Lines of data:
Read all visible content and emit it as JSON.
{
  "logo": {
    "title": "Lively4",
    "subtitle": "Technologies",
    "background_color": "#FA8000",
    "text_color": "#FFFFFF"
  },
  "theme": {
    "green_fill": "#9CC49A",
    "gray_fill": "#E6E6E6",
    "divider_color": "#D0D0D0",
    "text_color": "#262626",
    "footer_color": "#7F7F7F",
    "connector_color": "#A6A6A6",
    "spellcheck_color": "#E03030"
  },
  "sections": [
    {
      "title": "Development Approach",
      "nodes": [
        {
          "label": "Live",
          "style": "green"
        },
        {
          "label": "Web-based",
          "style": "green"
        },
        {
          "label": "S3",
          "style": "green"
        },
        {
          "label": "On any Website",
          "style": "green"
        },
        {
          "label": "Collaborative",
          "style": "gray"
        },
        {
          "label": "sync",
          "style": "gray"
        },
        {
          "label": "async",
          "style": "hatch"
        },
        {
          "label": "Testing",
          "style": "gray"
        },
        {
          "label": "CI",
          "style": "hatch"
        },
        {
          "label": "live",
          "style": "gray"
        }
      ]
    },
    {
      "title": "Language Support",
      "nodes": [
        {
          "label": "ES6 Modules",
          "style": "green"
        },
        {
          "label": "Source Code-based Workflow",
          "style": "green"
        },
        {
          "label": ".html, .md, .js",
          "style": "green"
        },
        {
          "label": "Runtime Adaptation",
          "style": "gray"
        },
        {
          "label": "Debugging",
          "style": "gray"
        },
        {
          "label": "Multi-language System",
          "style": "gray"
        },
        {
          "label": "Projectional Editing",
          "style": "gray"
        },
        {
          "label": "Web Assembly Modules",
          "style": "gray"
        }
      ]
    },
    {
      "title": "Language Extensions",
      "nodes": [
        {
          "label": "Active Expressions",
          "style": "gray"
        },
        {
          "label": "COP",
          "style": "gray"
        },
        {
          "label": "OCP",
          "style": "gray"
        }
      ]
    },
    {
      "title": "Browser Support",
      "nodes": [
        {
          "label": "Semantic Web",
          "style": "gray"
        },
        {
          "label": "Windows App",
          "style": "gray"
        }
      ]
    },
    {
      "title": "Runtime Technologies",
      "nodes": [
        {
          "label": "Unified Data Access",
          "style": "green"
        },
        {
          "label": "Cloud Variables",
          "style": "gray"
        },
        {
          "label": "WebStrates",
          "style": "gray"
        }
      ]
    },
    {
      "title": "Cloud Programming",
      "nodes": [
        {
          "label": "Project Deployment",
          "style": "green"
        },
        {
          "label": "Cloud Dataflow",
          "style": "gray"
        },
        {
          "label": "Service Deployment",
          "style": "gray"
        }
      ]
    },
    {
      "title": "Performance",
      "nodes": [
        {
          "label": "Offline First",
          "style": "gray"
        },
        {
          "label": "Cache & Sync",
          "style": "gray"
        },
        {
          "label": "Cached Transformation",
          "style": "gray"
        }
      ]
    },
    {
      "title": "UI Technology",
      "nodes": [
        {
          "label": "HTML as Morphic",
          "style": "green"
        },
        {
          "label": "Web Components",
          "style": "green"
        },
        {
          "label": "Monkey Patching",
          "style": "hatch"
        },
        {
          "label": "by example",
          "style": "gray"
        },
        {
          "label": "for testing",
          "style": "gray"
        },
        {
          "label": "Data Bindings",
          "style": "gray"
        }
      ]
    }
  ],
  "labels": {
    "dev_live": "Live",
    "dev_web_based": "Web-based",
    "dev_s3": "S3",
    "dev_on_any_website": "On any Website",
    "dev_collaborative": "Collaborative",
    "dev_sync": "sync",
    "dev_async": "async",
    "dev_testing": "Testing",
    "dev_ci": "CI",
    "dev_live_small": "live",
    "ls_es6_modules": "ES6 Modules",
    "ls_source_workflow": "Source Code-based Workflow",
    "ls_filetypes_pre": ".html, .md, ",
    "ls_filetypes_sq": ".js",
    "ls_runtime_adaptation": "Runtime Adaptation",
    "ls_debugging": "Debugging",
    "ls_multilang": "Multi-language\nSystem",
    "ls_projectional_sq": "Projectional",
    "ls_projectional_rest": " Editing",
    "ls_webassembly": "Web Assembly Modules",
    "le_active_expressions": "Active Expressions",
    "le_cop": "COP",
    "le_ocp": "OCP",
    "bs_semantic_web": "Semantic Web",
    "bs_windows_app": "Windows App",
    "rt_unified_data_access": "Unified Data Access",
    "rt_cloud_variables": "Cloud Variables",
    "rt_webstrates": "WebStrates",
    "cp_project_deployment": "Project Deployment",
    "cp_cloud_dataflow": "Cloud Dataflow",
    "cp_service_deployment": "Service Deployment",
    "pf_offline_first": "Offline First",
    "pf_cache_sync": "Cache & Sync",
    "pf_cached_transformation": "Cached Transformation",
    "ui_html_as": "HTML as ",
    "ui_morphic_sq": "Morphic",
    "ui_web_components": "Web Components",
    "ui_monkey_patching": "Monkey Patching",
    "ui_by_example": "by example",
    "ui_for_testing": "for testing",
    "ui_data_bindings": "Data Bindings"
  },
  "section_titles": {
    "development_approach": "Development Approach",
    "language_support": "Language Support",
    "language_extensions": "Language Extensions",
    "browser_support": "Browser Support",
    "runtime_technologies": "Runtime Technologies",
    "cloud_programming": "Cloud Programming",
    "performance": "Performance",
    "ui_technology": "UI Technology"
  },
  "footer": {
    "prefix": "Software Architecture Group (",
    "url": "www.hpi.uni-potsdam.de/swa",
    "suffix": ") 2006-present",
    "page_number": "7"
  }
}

### YOUR OBJECTIVE
Report the number of lines of the listing above that hold the string "Editing", with no other text.

### EXERCISE RESPONSE
2